## begin ROWS

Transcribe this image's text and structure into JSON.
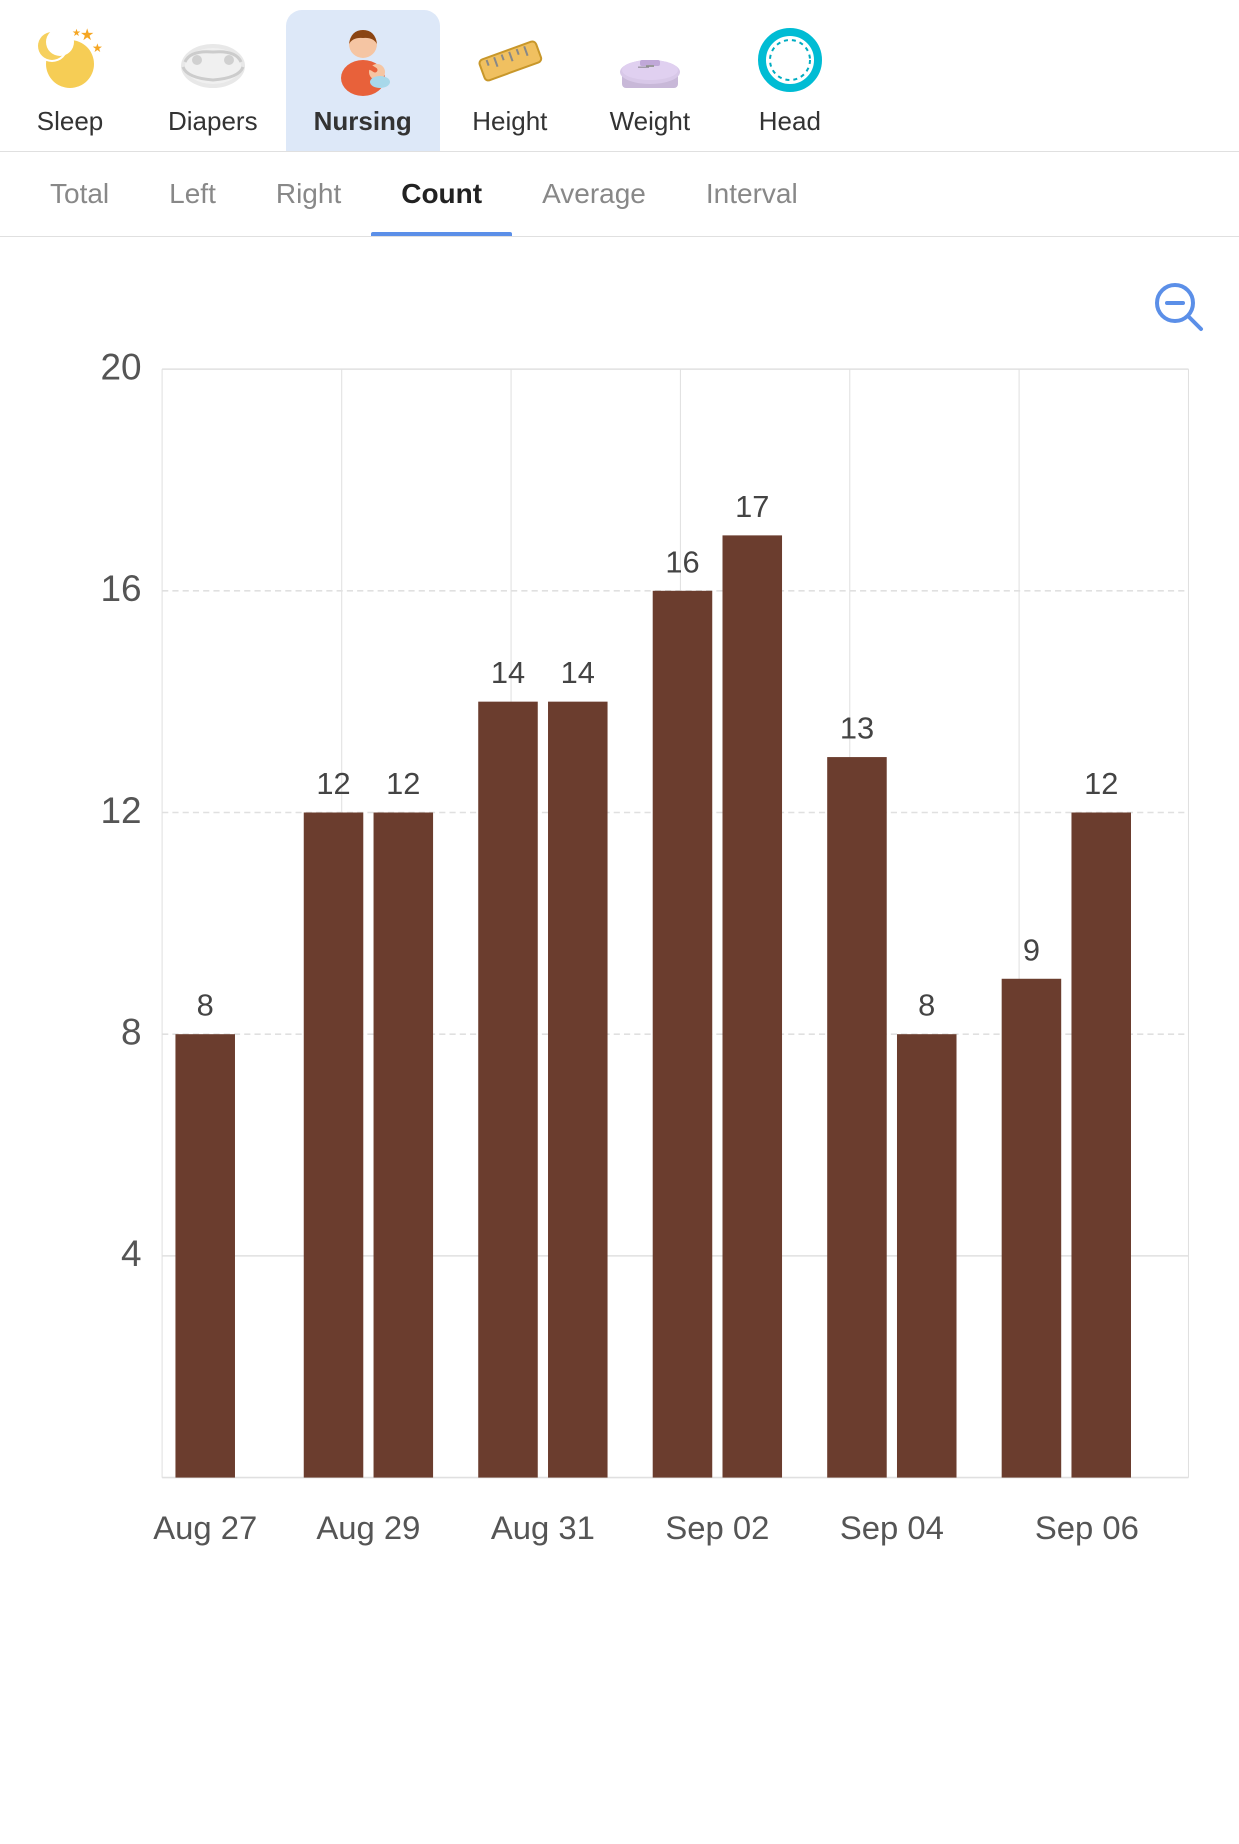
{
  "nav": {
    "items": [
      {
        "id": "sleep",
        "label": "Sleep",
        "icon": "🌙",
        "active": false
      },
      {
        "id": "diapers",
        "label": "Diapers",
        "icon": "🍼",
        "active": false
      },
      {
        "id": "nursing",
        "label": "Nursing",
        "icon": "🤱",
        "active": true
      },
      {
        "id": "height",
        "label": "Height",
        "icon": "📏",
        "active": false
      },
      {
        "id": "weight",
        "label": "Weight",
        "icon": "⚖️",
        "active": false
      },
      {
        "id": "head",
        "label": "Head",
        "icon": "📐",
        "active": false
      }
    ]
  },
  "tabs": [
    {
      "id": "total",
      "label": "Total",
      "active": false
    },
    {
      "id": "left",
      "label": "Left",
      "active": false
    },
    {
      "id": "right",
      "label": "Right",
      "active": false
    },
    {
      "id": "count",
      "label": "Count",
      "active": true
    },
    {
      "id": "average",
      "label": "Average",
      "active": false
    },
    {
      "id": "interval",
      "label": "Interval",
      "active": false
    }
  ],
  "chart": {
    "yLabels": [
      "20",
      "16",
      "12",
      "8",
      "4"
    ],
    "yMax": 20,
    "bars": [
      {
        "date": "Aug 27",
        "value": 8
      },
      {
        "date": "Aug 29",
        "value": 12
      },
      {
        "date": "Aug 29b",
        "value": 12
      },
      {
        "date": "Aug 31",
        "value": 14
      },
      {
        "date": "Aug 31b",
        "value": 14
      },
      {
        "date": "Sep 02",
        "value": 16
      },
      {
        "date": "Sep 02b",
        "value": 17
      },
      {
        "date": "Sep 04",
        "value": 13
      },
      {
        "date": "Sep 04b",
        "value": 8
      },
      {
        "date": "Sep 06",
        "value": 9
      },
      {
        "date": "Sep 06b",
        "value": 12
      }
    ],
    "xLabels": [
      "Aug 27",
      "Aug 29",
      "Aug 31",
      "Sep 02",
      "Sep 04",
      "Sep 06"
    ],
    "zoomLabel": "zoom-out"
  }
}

## end ROWS
## begin ROWS

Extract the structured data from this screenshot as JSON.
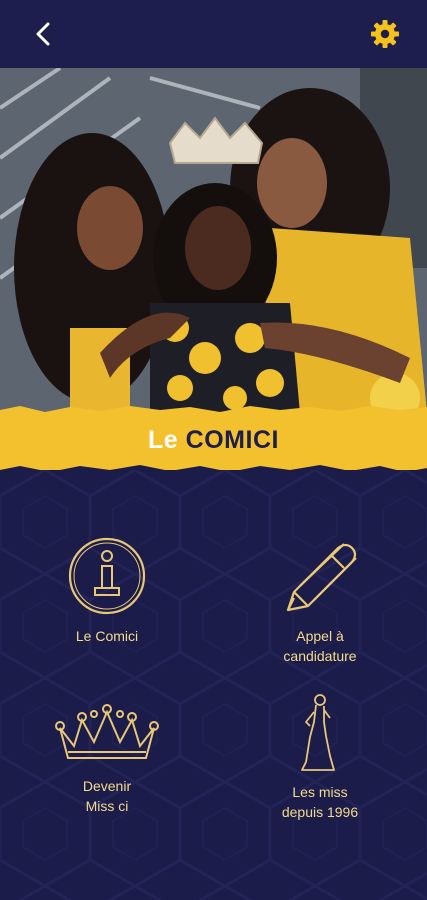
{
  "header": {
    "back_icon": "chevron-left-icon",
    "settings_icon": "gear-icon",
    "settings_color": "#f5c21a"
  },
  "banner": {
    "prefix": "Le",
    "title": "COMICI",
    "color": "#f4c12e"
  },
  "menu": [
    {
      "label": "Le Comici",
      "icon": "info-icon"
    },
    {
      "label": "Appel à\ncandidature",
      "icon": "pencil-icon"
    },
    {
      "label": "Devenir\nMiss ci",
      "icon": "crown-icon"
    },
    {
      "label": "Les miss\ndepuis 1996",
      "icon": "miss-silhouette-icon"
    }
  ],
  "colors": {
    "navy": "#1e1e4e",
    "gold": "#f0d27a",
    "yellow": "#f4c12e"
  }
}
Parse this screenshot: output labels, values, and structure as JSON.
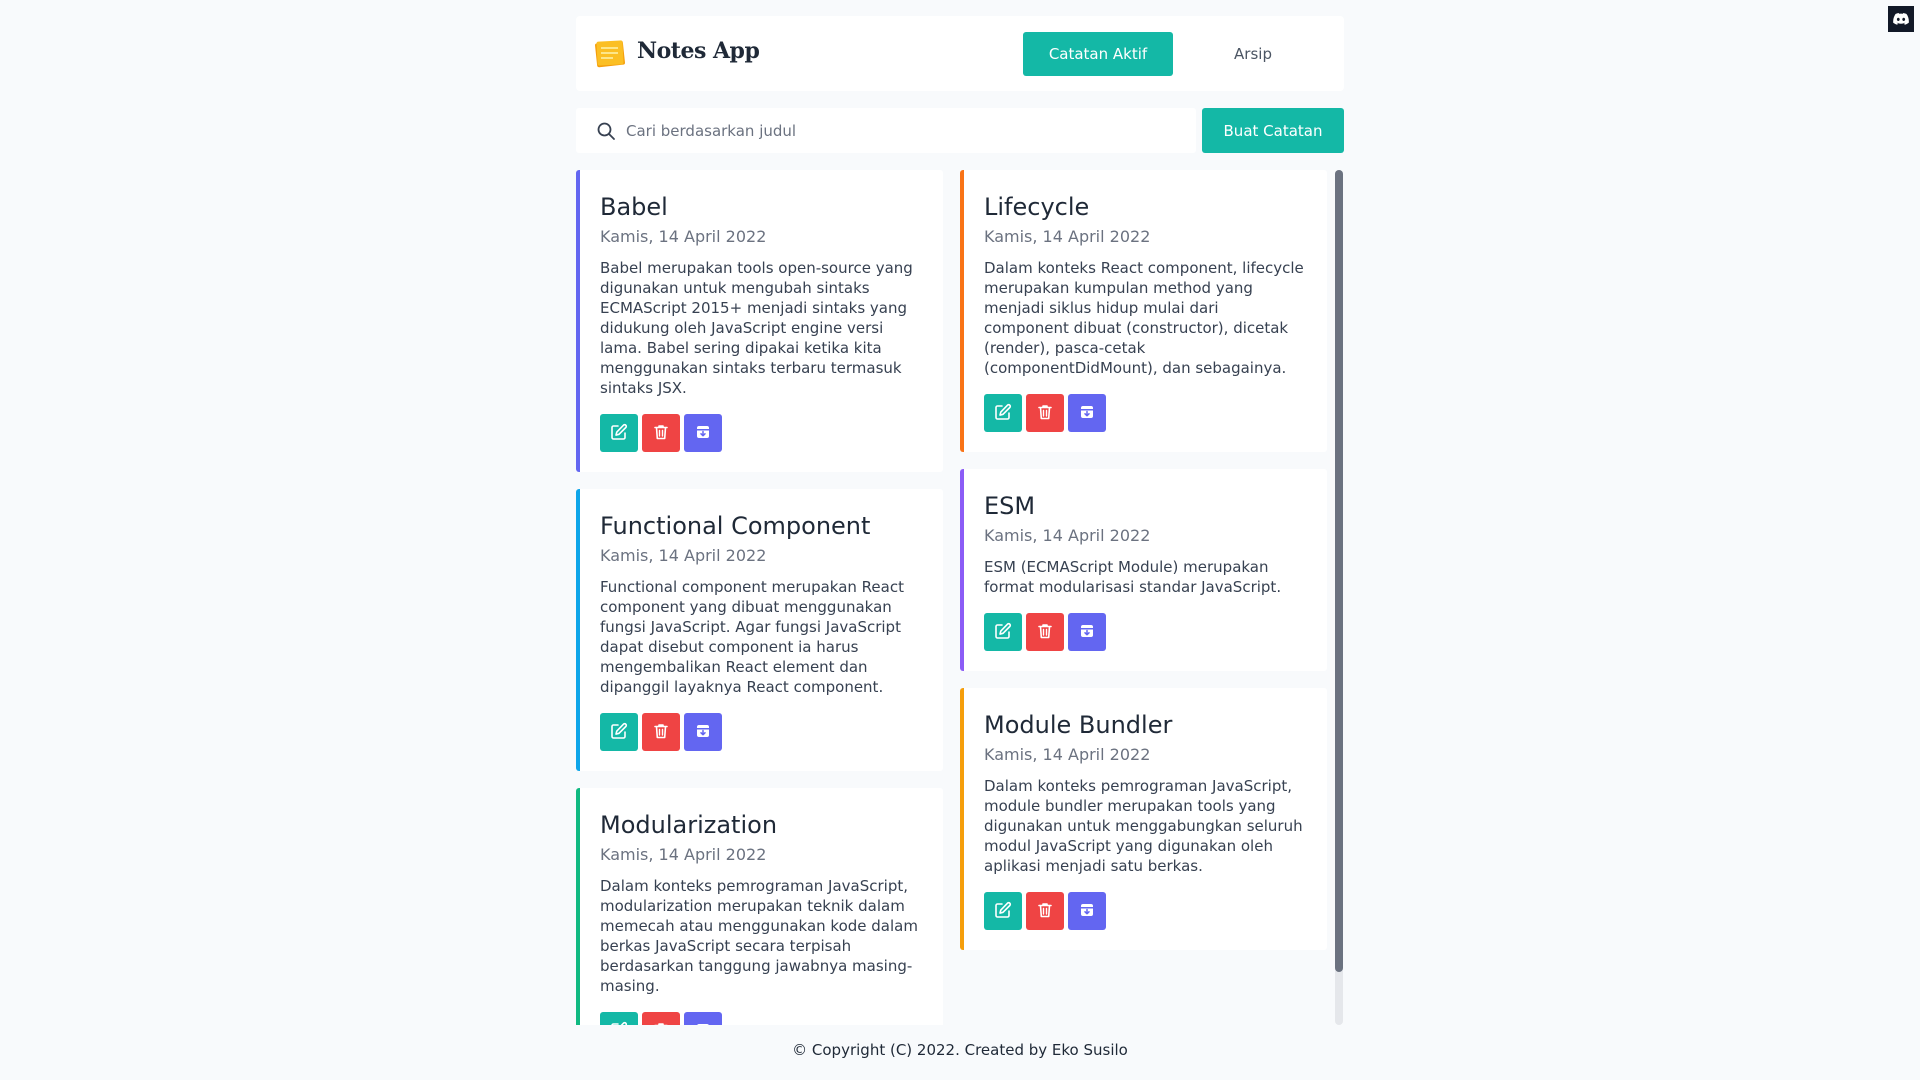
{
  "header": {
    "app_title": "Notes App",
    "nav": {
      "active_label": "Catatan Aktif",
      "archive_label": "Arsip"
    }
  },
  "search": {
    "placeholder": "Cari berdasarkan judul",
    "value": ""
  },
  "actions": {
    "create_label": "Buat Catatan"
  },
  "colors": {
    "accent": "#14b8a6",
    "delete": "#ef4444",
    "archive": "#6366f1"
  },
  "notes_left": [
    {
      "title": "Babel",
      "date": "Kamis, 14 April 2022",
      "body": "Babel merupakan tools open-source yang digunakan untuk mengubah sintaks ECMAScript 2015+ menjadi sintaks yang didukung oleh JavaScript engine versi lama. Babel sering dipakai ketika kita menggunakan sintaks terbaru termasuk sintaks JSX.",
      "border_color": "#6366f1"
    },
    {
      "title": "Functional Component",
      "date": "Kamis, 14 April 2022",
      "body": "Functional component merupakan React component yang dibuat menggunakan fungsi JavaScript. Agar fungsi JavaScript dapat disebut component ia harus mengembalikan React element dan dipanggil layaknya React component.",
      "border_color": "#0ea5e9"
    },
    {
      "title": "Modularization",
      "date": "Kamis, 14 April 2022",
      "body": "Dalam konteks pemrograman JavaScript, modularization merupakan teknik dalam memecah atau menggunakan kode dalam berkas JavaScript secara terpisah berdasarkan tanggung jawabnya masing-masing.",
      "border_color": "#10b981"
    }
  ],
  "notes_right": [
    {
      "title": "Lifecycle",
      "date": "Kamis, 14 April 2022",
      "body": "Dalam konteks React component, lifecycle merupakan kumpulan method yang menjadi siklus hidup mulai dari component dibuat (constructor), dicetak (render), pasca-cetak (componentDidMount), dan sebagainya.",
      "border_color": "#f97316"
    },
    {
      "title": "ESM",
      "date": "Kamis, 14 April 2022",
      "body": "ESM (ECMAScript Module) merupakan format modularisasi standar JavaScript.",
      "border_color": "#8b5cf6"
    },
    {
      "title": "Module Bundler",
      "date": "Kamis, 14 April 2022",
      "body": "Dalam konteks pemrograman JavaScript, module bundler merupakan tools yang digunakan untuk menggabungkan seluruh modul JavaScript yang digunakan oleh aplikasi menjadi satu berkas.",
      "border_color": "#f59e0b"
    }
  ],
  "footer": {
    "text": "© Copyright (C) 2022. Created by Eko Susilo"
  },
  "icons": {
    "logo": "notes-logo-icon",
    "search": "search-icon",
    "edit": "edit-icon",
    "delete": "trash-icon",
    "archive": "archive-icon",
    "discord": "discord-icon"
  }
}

## end ROWS

Among the entries above, how many lines hold the string "yang"? Respond with nothing but the number.

ANSWER FOR THIS EXERCISE – 4